_SHORT PROBLEM_. Here are some records. Copy each one exactly.

Figure data in JSON
-- start --
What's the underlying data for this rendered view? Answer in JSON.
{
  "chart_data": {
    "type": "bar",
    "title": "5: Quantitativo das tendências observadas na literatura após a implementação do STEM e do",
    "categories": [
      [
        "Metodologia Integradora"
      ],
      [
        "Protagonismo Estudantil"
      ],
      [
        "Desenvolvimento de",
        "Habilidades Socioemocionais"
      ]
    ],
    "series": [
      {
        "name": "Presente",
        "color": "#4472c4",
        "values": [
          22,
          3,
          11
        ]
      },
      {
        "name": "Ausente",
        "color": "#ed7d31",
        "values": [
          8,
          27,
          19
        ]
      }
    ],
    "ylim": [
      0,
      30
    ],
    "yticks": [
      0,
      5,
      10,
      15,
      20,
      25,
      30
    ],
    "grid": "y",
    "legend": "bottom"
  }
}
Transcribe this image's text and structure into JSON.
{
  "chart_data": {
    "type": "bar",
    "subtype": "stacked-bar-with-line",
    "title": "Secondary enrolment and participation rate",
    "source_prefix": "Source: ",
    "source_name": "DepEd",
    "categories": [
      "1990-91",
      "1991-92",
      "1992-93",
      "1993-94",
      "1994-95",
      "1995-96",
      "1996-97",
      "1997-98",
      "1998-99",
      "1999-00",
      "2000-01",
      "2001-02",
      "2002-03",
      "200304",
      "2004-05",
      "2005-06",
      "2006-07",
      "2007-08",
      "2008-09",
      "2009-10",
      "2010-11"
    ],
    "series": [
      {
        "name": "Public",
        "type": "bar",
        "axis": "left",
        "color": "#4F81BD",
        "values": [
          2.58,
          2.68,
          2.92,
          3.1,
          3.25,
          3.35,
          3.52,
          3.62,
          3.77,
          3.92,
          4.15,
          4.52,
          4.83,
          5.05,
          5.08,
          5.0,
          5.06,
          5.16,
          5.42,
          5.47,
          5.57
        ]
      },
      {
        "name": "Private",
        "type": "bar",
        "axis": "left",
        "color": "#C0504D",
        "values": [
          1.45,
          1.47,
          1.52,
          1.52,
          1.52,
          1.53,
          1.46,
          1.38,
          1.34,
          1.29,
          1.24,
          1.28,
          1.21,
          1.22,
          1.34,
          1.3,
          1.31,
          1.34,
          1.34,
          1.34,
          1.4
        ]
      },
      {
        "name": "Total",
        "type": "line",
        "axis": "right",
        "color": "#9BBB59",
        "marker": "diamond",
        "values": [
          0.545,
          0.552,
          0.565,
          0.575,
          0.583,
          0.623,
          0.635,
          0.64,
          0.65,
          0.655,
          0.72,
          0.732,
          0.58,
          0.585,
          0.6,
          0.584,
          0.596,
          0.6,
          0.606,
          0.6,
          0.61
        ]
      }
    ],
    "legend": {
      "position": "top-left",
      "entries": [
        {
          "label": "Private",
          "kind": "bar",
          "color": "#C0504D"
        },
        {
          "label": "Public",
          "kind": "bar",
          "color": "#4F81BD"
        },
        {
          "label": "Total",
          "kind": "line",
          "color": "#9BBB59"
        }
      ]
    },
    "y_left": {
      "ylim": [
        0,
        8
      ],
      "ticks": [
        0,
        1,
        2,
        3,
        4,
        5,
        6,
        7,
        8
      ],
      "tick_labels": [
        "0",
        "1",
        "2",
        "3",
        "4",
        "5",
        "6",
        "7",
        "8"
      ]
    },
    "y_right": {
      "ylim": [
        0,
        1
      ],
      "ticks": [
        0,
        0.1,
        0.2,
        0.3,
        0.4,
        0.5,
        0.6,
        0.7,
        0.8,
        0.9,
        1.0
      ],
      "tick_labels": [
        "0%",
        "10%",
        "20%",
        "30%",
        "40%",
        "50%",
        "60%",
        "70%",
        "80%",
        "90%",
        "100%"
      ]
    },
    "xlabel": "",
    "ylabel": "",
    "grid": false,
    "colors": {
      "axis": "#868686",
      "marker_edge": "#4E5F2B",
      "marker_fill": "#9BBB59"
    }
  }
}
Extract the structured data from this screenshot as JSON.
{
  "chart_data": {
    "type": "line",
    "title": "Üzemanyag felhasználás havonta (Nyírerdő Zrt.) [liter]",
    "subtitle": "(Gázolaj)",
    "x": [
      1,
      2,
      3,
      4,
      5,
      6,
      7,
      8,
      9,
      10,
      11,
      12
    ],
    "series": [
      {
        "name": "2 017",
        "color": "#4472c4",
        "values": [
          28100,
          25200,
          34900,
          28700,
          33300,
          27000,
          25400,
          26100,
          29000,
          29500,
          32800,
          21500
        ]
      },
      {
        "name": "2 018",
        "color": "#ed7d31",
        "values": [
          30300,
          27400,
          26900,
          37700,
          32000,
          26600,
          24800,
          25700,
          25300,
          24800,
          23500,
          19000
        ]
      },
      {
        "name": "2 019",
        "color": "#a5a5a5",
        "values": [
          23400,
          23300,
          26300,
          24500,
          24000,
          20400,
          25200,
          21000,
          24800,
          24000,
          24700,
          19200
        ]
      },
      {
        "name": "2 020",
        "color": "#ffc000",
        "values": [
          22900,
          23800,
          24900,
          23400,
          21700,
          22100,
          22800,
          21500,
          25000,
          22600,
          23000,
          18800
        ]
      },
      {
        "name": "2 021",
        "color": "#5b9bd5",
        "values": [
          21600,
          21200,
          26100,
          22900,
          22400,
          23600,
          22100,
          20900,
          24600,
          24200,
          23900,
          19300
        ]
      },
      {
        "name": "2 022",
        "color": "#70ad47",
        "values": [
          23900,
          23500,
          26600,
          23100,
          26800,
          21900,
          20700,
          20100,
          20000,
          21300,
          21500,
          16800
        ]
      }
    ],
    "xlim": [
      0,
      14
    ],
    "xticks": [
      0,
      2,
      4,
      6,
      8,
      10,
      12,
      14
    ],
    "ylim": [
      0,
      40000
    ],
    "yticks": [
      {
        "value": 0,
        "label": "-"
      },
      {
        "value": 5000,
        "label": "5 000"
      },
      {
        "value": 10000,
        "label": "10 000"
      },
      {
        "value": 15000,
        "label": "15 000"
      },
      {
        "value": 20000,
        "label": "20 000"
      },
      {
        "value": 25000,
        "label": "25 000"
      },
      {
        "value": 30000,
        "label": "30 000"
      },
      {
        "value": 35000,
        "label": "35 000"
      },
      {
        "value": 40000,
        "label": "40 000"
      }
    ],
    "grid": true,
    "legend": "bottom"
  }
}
-- end --
_THE ANSWER_.
What's the underlying data for this rendered view? Answer in JSON.
{
  "chart_data": {
    "type": "bar",
    "title": "5: Quantitativo das tendências observadas na literatura após a implementação do STEM e do",
    "categories": [
      [
        "Metodologia Integradora"
      ],
      [
        "Protagonismo Estudantil"
      ],
      [
        "Desenvolvimento de",
        "Habilidades Socioemocionais"
      ]
    ],
    "series": [
      {
        "name": "Presente",
        "color": "#4472c4",
        "values": [
          22,
          3,
          11
        ]
      },
      {
        "name": "Ausente",
        "color": "#ed7d31",
        "values": [
          8,
          27,
          19
        ]
      }
    ],
    "ylim": [
      0,
      30
    ],
    "yticks": [
      0,
      5,
      10,
      15,
      20,
      25,
      30
    ],
    "grid": "y",
    "legend": "bottom"
  }
}
Transcribe this image's text and structure into JSON.
{
  "chart_data": {
    "type": "bar",
    "subtype": "stacked-bar-with-line",
    "title": "Secondary enrolment and participation rate",
    "source_prefix": "Source: ",
    "source_name": "DepEd",
    "categories": [
      "1990-91",
      "1991-92",
      "1992-93",
      "1993-94",
      "1994-95",
      "1995-96",
      "1996-97",
      "1997-98",
      "1998-99",
      "1999-00",
      "2000-01",
      "2001-02",
      "2002-03",
      "200304",
      "2004-05",
      "2005-06",
      "2006-07",
      "2007-08",
      "2008-09",
      "2009-10",
      "2010-11"
    ],
    "series": [
      {
        "name": "Public",
        "type": "bar",
        "axis": "left",
        "color": "#4F81BD",
        "values": [
          2.58,
          2.68,
          2.92,
          3.1,
          3.25,
          3.35,
          3.52,
          3.62,
          3.77,
          3.92,
          4.15,
          4.52,
          4.83,
          5.05,
          5.08,
          5.0,
          5.06,
          5.16,
          5.42,
          5.47,
          5.57
        ]
      },
      {
        "name": "Private",
        "type": "bar",
        "axis": "left",
        "color": "#C0504D",
        "values": [
          1.45,
          1.47,
          1.52,
          1.52,
          1.52,
          1.53,
          1.46,
          1.38,
          1.34,
          1.29,
          1.24,
          1.28,
          1.21,
          1.22,
          1.34,
          1.3,
          1.31,
          1.34,
          1.34,
          1.34,
          1.4
        ]
      },
      {
        "name": "Total",
        "type": "line",
        "axis": "right",
        "color": "#9BBB59",
        "marker": "diamond",
        "values": [
          0.545,
          0.552,
          0.565,
          0.575,
          0.583,
          0.623,
          0.635,
          0.64,
          0.65,
          0.655,
          0.72,
          0.732,
          0.58,
          0.585,
          0.6,
          0.584,
          0.596,
          0.6,
          0.606,
          0.6,
          0.61
        ]
      }
    ],
    "legend": {
      "position": "top-left",
      "entries": [
        {
          "label": "Private",
          "kind": "bar",
          "color": "#C0504D"
        },
        {
          "label": "Public",
          "kind": "bar",
          "color": "#4F81BD"
        },
        {
          "label": "Total",
          "kind": "line",
          "color": "#9BBB59"
        }
      ]
    },
    "y_left": {
      "ylim": [
        0,
        8
      ],
      "ticks": [
        0,
        1,
        2,
        3,
        4,
        5,
        6,
        7,
        8
      ],
      "tick_labels": [
        "0",
        "1",
        "2",
        "3",
        "4",
        "5",
        "6",
        "7",
        "8"
      ]
    },
    "y_right": {
      "ylim": [
        0,
        1
      ],
      "ticks": [
        0,
        0.1,
        0.2,
        0.3,
        0.4,
        0.5,
        0.6,
        0.7,
        0.8,
        0.9,
        1.0
      ],
      "tick_labels": [
        "0%",
        "10%",
        "20%",
        "30%",
        "40%",
        "50%",
        "60%",
        "70%",
        "80%",
        "90%",
        "100%"
      ]
    },
    "xlabel": "",
    "ylabel": "",
    "grid": false,
    "colors": {
      "axis": "#868686",
      "marker_edge": "#4E5F2B",
      "marker_fill": "#9BBB59"
    }
  }
}
Extract the structured data from this screenshot as JSON.
{
  "chart_data": {
    "type": "line",
    "title": "Üzemanyag felhasználás havonta (Nyírerdő Zrt.) [liter]",
    "subtitle": "(Gázolaj)",
    "x": [
      1,
      2,
      3,
      4,
      5,
      6,
      7,
      8,
      9,
      10,
      11,
      12
    ],
    "series": [
      {
        "name": "2 017",
        "color": "#4472c4",
        "values": [
          28100,
          25200,
          34900,
          28700,
          33300,
          27000,
          25400,
          26100,
          29000,
          29500,
          32800,
          21500
        ]
      },
      {
        "name": "2 018",
        "color": "#ed7d31",
        "values": [
          30300,
          27400,
          26900,
          37700,
          32000,
          26600,
          24800,
          25700,
          25300,
          24800,
          23500,
          19000
        ]
      },
      {
        "name": "2 019",
        "color": "#a5a5a5",
        "values": [
          23400,
          23300,
          26300,
          24500,
          24000,
          20400,
          25200,
          21000,
          24800,
          24000,
          24700,
          19200
        ]
      },
      {
        "name": "2 020",
        "color": "#ffc000",
        "values": [
          22900,
          23800,
          24900,
          23400,
          21700,
          22100,
          22800,
          21500,
          25000,
          22600,
          23000,
          18800
        ]
      },
      {
        "name": "2 021",
        "color": "#5b9bd5",
        "values": [
          21600,
          21200,
          26100,
          22900,
          22400,
          23600,
          22100,
          20900,
          24600,
          24200,
          23900,
          19300
        ]
      },
      {
        "name": "2 022",
        "color": "#70ad47",
        "values": [
          23900,
          23500,
          26600,
          23100,
          26800,
          21900,
          20700,
          20100,
          20000,
          21300,
          21500,
          16800
        ]
      }
    ],
    "xlim": [
      0,
      14
    ],
    "xticks": [
      0,
      2,
      4,
      6,
      8,
      10,
      12,
      14
    ],
    "ylim": [
      0,
      40000
    ],
    "yticks": [
      {
        "value": 0,
        "label": "-"
      },
      {
        "value": 5000,
        "label": "5 000"
      },
      {
        "value": 10000,
        "label": "10 000"
      },
      {
        "value": 15000,
        "label": "15 000"
      },
      {
        "value": 20000,
        "label": "20 000"
      },
      {
        "value": 25000,
        "label": "25 000"
      },
      {
        "value": 30000,
        "label": "30 000"
      },
      {
        "value": 35000,
        "label": "35 000"
      },
      {
        "value": 40000,
        "label": "40 000"
      }
    ],
    "grid": true,
    "legend": "bottom"
  }
}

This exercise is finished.